Objective. Write out all of the lines below, exactly and completely.
"""
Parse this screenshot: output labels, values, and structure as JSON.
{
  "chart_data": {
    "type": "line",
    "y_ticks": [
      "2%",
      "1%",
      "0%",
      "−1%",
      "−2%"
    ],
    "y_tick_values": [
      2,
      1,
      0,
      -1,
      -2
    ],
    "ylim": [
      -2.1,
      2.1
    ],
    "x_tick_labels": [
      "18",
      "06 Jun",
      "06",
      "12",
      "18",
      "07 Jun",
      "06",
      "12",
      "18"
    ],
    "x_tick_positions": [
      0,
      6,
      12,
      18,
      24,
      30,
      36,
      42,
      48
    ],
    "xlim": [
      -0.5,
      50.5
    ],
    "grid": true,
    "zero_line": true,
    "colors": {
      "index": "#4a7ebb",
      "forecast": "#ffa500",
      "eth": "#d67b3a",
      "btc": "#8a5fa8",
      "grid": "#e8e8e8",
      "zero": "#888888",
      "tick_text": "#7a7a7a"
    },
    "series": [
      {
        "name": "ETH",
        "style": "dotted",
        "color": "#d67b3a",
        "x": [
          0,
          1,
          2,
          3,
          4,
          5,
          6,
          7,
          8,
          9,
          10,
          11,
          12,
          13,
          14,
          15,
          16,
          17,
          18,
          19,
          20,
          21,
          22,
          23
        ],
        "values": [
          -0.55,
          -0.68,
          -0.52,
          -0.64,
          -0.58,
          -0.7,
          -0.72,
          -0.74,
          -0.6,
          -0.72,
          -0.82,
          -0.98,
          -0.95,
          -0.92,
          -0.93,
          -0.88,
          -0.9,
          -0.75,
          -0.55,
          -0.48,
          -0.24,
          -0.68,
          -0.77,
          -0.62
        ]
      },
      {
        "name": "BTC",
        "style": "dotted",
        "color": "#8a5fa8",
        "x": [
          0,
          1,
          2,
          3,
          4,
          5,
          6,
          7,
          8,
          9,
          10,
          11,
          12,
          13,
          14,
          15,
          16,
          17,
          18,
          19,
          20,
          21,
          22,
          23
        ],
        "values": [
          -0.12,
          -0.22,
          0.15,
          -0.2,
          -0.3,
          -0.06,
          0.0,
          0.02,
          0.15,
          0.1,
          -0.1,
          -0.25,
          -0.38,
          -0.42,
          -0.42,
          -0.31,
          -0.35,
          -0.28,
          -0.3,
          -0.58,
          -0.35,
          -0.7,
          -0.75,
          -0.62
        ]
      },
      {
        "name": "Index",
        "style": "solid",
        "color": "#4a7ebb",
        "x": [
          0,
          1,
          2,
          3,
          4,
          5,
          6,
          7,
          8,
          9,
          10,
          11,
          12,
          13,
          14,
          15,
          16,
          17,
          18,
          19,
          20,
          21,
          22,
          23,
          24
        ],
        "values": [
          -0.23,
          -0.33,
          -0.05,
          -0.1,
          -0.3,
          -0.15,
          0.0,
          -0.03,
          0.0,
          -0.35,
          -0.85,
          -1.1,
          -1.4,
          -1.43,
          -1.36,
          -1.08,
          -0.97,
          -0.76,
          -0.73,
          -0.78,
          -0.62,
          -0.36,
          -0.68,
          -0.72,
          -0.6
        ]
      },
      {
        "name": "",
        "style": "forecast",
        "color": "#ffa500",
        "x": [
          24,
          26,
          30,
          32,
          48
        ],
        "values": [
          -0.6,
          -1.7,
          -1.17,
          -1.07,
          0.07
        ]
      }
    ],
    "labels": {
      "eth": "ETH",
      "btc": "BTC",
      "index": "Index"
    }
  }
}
"""
Task output.
Parse this screenshot: output labels, values, and structure as JSON.
{
  "chart_data": {
    "type": "line",
    "y_ticks": [
      "2%",
      "1%",
      "0%",
      "−1%",
      "−2%"
    ],
    "y_tick_values": [
      2,
      1,
      0,
      -1,
      -2
    ],
    "ylim": [
      -2.1,
      2.1
    ],
    "x_tick_labels": [
      "18",
      "06 Jun",
      "06",
      "12",
      "18",
      "07 Jun",
      "06",
      "12",
      "18"
    ],
    "x_tick_positions": [
      0,
      6,
      12,
      18,
      24,
      30,
      36,
      42,
      48
    ],
    "xlim": [
      -0.5,
      50.5
    ],
    "grid": true,
    "zero_line": true,
    "colors": {
      "index": "#4a7ebb",
      "forecast": "#ffa500",
      "eth": "#d67b3a",
      "btc": "#8a5fa8",
      "grid": "#e8e8e8",
      "zero": "#888888",
      "tick_text": "#7a7a7a"
    },
    "series": [
      {
        "name": "ETH",
        "style": "dotted",
        "color": "#d67b3a",
        "x": [
          0,
          1,
          2,
          3,
          4,
          5,
          6,
          7,
          8,
          9,
          10,
          11,
          12,
          13,
          14,
          15,
          16,
          17,
          18,
          19,
          20,
          21,
          22,
          23
        ],
        "values": [
          -0.55,
          -0.68,
          -0.52,
          -0.64,
          -0.58,
          -0.7,
          -0.72,
          -0.74,
          -0.6,
          -0.72,
          -0.82,
          -0.98,
          -0.95,
          -0.92,
          -0.93,
          -0.88,
          -0.9,
          -0.75,
          -0.55,
          -0.48,
          -0.24,
          -0.68,
          -0.77,
          -0.62
        ]
      },
      {
        "name": "BTC",
        "style": "dotted",
        "color": "#8a5fa8",
        "x": [
          0,
          1,
          2,
          3,
          4,
          5,
          6,
          7,
          8,
          9,
          10,
          11,
          12,
          13,
          14,
          15,
          16,
          17,
          18,
          19,
          20,
          21,
          22,
          23
        ],
        "values": [
          -0.12,
          -0.22,
          0.15,
          -0.2,
          -0.3,
          -0.06,
          0.0,
          0.02,
          0.15,
          0.1,
          -0.1,
          -0.25,
          -0.38,
          -0.42,
          -0.42,
          -0.31,
          -0.35,
          -0.28,
          -0.3,
          -0.58,
          -0.35,
          -0.7,
          -0.75,
          -0.62
        ]
      },
      {
        "name": "Index",
        "style": "solid",
        "color": "#4a7ebb",
        "x": [
          0,
          1,
          2,
          3,
          4,
          5,
          6,
          7,
          8,
          9,
          10,
          11,
          12,
          13,
          14,
          15,
          16,
          17,
          18,
          19,
          20,
          21,
          22,
          23,
          24
        ],
        "values": [
          -0.23,
          -0.33,
          -0.05,
          -0.1,
          -0.3,
          -0.15,
          0.0,
          -0.03,
          0.0,
          -0.35,
          -0.85,
          -1.1,
          -1.4,
          -1.43,
          -1.36,
          -1.08,
          -0.97,
          -0.76,
          -0.73,
          -0.78,
          -0.62,
          -0.36,
          -0.68,
          -0.72,
          -0.6
        ]
      },
      {
        "name": "",
        "style": "forecast",
        "color": "#ffa500",
        "x": [
          24,
          26,
          30,
          32,
          48
        ],
        "values": [
          -0.6,
          -1.7,
          -1.17,
          -1.07,
          0.07
        ]
      }
    ],
    "labels": {
      "eth": "ETH",
      "btc": "BTC",
      "index": "Index"
    }
  }
}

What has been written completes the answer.